— Start Material for this exercise —

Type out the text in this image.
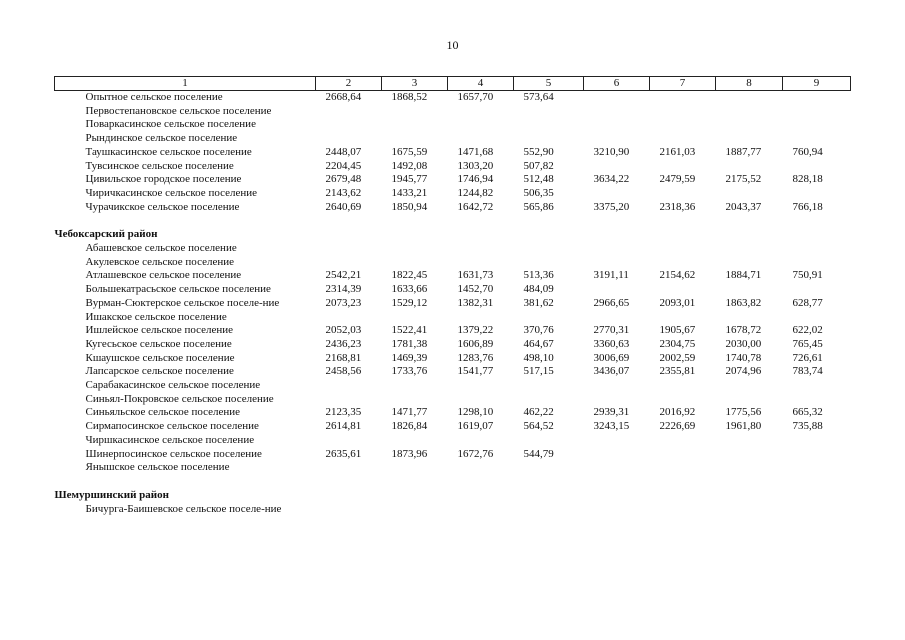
10
1	2	3	4	5	6	7	8	9
Опытное сельское поселение	2668,64	1868,52	1657,70	573,64				
Первостепановское сельское поселение								
Поваркасинское сельское поселение								
Рындинское сельское поселение								
Таушкасинское сельское поселение	2448,07	1675,59	1471,68	552,90	3210,90	2161,03	1887,77	760,94
Тувсинское сельское поселение	2204,45	1492,08	1303,20	507,82				
Цивильское городское поселение	2679,48	1945,77	1746,94	512,48	3634,22	2479,59	2175,52	828,18
Чиричкасинское сельское поселение	2143,62	1433,21	1244,82	506,35				
Чурачикское сельское поселение	2640,69	1850,94	1642,72	565,86	3375,20	2318,36	2043,37	766,18

Чебоксарский район								
Абашевское сельское поселение								
Акулевское сельское поселение								
Атлашевское сельское поселение	2542,21	1822,45	1631,73	513,36	3191,11	2154,62	1884,71	750,91
Большекатрасьское сельское поселение	2314,39	1633,66	1452,70	484,09				
Вурман-Сюктерское сельское поселе-ние	2073,23	1529,12	1382,31	381,62	2966,65	2093,01	1863,82	628,77
Ишакское сельское поселение								
Ишлейское сельское поселение	2052,03	1522,41	1379,22	370,76	2770,31	1905,67	1678,72	622,02
Кугесьское сельское поселение	2436,23	1781,38	1606,89	464,67	3360,63	2304,75	2030,00	765,45
Кшаушское сельское поселение	2168,81	1469,39	1283,76	498,10	3006,69	2002,59	1740,78	726,61
Лапсарское сельское поселение	2458,56	1733,76	1541,77	517,15	3436,07	2355,81	2074,96	783,74
Сарабакасинское сельское поселение								
Синьял-Покровское сельское поселение								
Синьяльское сельское поселение	2123,35	1471,77	1298,10	462,22	2939,31	2016,92	1775,56	665,32
Сирмапосинское сельское поселение	2614,81	1826,84	1619,07	564,52	3243,15	2226,69	1961,80	735,88
Чиршкасинское сельское поселение								
Шинерпосинское сельское поселение	2635,61	1873,96	1672,76	544,79				
Янышское сельское поселение								

Шемуршинский район								
Бичурга-Баишевское сельское поселе-ние								
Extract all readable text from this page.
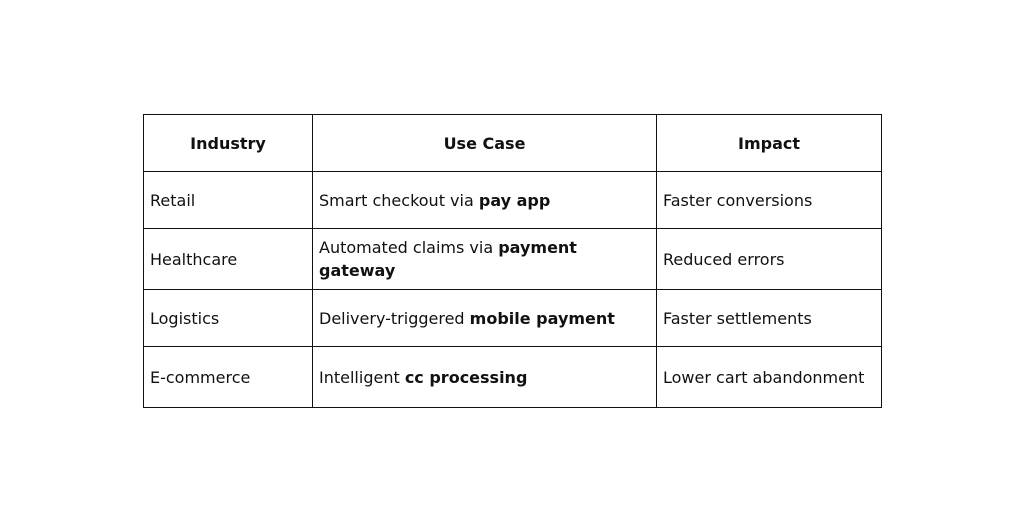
Industry	Use Case	Impact
Retail	Smart checkout via pay app	Faster conversions
Healthcare	Automated claims via payment gateway	Reduced errors
Logistics	Delivery-triggered mobile payment	Faster settlements
E-commerce	Intelligent cc processing	Lower cart abandonment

— End Material for this exercise —

Leaving all pictures aside, quote each record exactly.

Type out the text in this image.
10
1	2	3	4	5	6	7	8	9
Опытное сельское поселение	2668,64	1868,52	1657,70	573,64				
Первостепановское сельское поселение								
Поваркасинское сельское поселение								
Рындинское сельское поселение								
Таушкасинское сельское поселение	2448,07	1675,59	1471,68	552,90	3210,90	2161,03	1887,77	760,94
Тувсинское сельское поселение	2204,45	1492,08	1303,20	507,82				
Цивильское городское поселение	2679,48	1945,77	1746,94	512,48	3634,22	2479,59	2175,52	828,18
Чиричкасинское сельское поселение	2143,62	1433,21	1244,82	506,35				
Чурачикское сельское поселение	2640,69	1850,94	1642,72	565,86	3375,20	2318,36	2043,37	766,18

Чебоксарский район								
Абашевское сельское поселение								
Акулевское сельское поселение								
Атлашевское сельское поселение	2542,21	1822,45	1631,73	513,36	3191,11	2154,62	1884,71	750,91
Большекатрасьское сельское поселение	2314,39	1633,66	1452,70	484,09				
Вурман-Сюктерское сельское поселе-ние	2073,23	1529,12	1382,31	381,62	2966,65	2093,01	1863,82	628,77
Ишакское сельское поселение								
Ишлейское сельское поселение	2052,03	1522,41	1379,22	370,76	2770,31	1905,67	1678,72	622,02
Кугесьское сельское поселение	2436,23	1781,38	1606,89	464,67	3360,63	2304,75	2030,00	765,45
Кшаушское сельское поселение	2168,81	1469,39	1283,76	498,10	3006,69	2002,59	1740,78	726,61
Лапсарское сельское поселение	2458,56	1733,76	1541,77	517,15	3436,07	2355,81	2074,96	783,74
Сарабакасинское сельское поселение								
Синьял-Покровское сельское поселение								
Синьяльское сельское поселение	2123,35	1471,77	1298,10	462,22	2939,31	2016,92	1775,56	665,32
Сирмапосинское сельское поселение	2614,81	1826,84	1619,07	564,52	3243,15	2226,69	1961,80	735,88
Чиршкасинское сельское поселение								
Шинерпосинское сельское поселение	2635,61	1873,96	1672,76	544,79				
Янышское сельское поселение								

Шемуршинский район								
Бичурга-Баишевское сельское поселе-ние								
Extract all readable text from this page.
Industry	Use Case	Impact
Retail	Smart checkout via pay app	Faster conversions
Healthcare	Automated claims via payment gateway	Reduced errors
Logistics	Delivery-triggered mobile payment	Faster settlements
E-commerce	Intelligent cc processing	Lower cart abandonment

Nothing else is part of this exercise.